--- START GIVEN ENTRIES ---
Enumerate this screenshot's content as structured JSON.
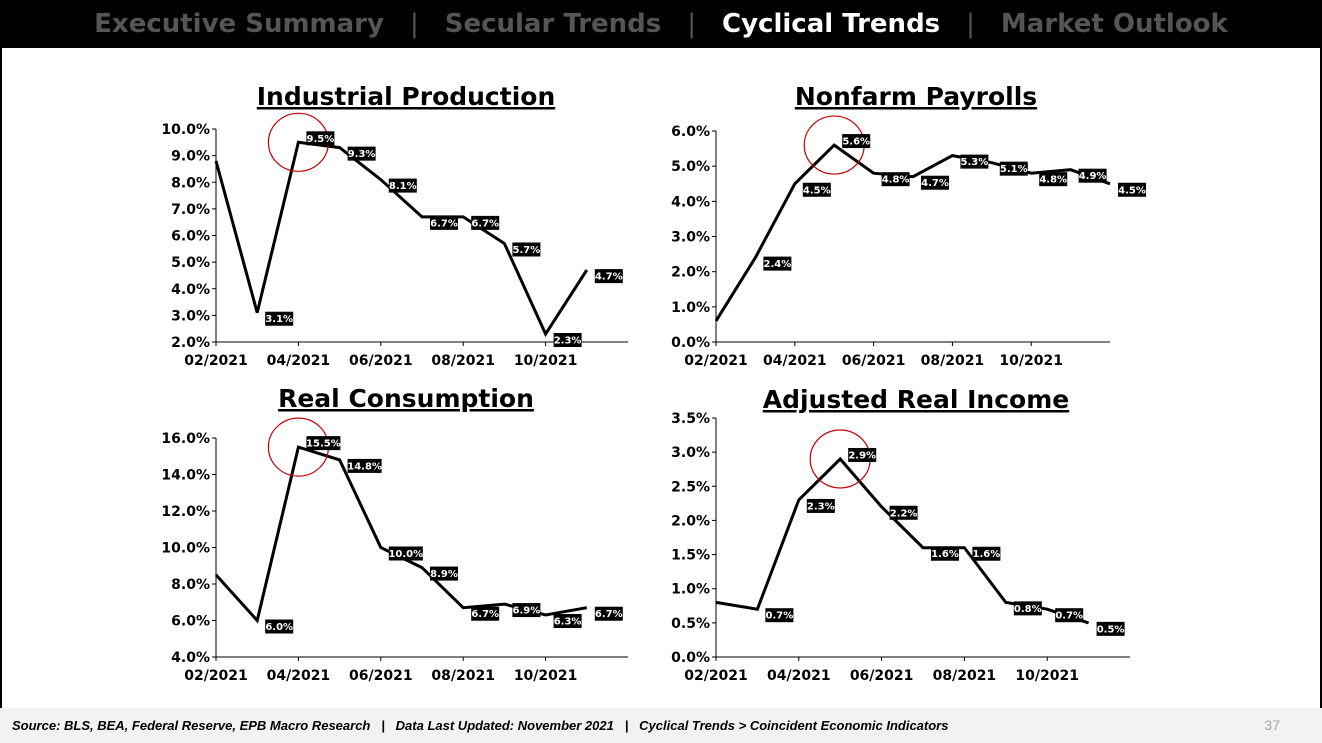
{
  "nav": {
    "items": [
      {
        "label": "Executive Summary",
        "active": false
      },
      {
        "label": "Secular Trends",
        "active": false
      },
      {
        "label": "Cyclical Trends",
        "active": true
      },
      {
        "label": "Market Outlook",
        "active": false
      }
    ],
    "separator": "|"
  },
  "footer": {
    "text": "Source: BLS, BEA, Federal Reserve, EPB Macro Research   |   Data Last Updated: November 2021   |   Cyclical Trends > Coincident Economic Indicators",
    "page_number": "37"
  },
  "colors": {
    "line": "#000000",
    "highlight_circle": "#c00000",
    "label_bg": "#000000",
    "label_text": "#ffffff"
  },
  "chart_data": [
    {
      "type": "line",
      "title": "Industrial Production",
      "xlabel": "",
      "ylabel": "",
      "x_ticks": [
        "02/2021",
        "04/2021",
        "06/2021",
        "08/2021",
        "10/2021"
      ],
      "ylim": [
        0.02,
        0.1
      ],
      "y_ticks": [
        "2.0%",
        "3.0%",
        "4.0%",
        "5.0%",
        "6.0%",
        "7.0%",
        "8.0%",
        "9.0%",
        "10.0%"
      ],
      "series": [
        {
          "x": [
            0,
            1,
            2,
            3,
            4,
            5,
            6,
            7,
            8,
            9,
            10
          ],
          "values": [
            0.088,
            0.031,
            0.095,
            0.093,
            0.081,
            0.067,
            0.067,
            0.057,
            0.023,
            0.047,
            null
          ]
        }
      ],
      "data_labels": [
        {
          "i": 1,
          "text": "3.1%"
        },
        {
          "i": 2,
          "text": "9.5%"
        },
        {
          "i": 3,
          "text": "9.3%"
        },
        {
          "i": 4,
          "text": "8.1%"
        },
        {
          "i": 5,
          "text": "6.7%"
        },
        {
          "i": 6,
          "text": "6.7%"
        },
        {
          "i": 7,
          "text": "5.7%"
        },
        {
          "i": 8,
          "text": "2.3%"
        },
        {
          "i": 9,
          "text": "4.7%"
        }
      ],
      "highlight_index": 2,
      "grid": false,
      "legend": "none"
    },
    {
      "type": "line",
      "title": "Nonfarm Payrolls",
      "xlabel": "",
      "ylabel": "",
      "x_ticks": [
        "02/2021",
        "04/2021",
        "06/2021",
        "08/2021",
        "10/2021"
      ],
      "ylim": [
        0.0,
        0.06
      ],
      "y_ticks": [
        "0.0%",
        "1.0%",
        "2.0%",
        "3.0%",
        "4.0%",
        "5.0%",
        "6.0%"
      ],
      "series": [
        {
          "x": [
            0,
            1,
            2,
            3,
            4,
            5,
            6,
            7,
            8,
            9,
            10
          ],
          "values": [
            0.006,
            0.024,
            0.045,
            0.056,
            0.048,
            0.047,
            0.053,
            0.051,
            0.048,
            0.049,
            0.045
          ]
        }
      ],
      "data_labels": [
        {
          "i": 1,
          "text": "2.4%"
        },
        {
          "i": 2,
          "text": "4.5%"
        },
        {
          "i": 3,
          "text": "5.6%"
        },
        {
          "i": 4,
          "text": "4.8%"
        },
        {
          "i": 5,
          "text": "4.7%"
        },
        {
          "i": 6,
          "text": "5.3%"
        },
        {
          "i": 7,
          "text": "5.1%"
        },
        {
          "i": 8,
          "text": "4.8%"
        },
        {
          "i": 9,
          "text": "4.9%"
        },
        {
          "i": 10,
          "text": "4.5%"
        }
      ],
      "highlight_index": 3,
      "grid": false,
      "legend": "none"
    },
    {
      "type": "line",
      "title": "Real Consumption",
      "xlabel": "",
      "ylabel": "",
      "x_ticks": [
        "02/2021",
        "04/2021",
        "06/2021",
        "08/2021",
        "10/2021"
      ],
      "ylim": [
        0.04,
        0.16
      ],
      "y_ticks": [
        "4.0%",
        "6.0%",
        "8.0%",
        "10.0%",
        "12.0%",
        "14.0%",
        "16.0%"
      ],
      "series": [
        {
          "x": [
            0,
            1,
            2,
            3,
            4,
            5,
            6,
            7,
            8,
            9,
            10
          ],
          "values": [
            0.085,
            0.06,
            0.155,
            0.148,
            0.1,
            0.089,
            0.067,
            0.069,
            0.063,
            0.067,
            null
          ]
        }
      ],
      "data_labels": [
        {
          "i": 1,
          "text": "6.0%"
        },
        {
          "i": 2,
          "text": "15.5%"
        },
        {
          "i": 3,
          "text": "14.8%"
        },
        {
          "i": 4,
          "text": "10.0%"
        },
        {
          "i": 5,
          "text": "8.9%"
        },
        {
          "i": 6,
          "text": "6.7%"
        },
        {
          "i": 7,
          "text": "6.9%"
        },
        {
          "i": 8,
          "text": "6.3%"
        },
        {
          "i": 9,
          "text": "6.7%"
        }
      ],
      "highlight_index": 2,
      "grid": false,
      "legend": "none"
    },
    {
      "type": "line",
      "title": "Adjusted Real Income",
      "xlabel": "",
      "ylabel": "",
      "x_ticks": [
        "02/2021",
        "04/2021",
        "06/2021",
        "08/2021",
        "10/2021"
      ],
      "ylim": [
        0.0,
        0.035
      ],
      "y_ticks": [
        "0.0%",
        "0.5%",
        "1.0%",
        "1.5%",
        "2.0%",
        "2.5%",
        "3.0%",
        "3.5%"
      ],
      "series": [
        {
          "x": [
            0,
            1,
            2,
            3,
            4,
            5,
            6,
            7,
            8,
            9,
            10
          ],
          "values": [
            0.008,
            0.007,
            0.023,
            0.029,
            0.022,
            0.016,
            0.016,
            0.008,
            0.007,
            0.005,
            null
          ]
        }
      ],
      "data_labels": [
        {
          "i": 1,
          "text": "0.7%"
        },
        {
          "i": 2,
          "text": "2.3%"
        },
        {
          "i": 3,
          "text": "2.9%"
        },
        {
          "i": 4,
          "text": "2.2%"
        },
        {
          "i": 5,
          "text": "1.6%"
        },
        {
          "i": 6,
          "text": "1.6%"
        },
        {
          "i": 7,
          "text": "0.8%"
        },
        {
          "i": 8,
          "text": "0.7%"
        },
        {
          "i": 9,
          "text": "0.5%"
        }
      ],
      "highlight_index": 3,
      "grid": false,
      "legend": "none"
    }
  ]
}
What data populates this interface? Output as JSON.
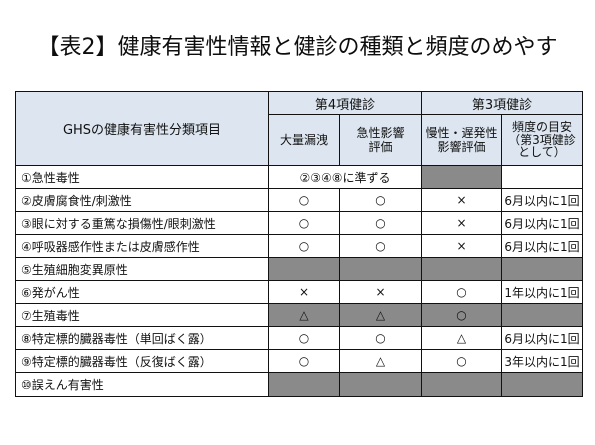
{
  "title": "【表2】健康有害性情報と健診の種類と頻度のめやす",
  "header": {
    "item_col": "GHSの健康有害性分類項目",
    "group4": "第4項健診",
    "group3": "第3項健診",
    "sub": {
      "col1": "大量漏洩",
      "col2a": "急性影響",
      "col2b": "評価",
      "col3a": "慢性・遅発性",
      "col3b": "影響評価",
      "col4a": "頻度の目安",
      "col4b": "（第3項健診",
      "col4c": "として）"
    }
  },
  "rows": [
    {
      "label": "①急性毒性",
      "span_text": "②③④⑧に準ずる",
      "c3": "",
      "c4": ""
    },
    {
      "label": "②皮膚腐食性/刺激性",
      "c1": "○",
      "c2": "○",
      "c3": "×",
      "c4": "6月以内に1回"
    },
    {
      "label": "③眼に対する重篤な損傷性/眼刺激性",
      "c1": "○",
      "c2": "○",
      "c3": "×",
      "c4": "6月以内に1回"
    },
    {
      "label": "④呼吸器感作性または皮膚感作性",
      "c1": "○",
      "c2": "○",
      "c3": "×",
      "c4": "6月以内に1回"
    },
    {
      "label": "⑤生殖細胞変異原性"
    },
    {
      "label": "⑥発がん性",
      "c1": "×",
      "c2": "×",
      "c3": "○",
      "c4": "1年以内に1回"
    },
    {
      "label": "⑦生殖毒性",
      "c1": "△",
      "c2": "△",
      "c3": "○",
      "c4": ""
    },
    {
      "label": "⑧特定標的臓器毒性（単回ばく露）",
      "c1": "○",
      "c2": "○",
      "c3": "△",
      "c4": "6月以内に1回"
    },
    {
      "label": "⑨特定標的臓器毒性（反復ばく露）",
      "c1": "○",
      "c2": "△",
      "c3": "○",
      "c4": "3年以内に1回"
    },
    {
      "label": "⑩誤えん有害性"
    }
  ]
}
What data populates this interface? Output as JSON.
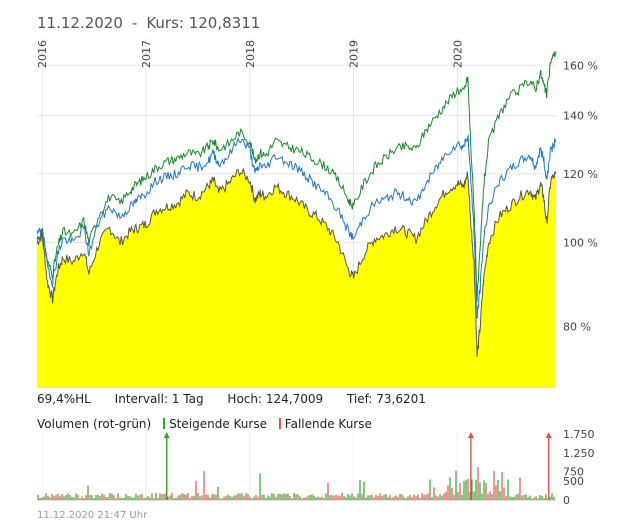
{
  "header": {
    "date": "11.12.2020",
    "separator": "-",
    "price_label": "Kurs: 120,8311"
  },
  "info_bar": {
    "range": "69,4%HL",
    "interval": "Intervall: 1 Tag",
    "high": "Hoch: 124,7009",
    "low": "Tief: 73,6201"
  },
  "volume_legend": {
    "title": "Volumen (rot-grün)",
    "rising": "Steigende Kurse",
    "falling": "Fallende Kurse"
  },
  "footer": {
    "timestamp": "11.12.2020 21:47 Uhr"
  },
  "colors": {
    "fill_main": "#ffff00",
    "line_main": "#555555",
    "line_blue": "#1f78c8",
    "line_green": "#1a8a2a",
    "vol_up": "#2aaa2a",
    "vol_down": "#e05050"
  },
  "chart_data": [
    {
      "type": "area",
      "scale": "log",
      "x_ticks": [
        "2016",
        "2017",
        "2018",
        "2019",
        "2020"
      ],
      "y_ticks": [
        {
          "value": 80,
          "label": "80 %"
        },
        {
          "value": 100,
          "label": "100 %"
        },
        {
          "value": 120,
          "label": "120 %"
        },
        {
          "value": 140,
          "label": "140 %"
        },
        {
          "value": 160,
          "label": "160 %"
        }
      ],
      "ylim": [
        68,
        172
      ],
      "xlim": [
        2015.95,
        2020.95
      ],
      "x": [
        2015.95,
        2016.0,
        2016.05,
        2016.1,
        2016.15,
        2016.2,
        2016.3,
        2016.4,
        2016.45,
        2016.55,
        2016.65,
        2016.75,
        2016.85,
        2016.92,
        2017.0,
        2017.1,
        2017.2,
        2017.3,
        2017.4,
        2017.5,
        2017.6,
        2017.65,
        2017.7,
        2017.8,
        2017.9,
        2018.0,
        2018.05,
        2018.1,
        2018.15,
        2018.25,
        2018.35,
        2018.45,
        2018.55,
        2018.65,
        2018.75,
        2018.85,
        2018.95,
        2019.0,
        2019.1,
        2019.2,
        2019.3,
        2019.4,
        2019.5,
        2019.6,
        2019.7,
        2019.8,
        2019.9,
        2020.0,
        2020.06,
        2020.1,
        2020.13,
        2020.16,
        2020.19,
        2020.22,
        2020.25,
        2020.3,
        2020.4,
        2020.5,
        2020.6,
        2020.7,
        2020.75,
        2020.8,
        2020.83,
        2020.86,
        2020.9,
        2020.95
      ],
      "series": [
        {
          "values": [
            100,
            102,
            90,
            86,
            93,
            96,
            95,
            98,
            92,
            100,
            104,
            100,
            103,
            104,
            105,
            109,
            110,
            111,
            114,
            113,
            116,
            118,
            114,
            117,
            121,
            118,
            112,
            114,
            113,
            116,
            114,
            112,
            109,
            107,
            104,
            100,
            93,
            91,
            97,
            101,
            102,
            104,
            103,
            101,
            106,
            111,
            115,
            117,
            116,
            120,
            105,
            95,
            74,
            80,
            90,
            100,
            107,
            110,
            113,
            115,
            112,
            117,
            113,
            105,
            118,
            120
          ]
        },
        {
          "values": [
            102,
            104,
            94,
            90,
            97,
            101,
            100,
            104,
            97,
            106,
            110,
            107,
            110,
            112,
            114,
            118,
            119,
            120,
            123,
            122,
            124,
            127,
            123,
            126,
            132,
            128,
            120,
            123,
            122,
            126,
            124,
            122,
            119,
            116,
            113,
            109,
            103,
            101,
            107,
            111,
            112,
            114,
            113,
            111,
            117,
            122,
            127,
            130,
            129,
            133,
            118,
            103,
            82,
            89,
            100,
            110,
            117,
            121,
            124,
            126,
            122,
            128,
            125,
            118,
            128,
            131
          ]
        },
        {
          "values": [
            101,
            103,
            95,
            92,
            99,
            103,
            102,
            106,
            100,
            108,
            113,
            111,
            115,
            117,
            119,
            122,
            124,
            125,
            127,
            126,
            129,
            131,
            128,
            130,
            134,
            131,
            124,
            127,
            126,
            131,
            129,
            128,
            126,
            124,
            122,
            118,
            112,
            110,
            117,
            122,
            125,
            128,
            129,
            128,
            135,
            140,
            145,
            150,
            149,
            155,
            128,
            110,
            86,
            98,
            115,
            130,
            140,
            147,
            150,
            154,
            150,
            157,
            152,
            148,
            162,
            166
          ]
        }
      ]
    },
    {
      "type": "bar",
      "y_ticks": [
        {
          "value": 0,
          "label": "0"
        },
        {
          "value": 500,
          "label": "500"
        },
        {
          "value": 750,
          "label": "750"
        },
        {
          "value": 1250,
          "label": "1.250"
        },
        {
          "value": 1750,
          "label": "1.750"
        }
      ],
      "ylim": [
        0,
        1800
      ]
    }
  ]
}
--- END GIVEN ENTRIES ---
» AIM OF THE TASK
Identify all lines where the word "Kurse" shows up. Copy them.

» SOLUTION FOR THIS EXERCISE
    "rising": "Steigende Kurse",
    "falling": "Fallende Kurse"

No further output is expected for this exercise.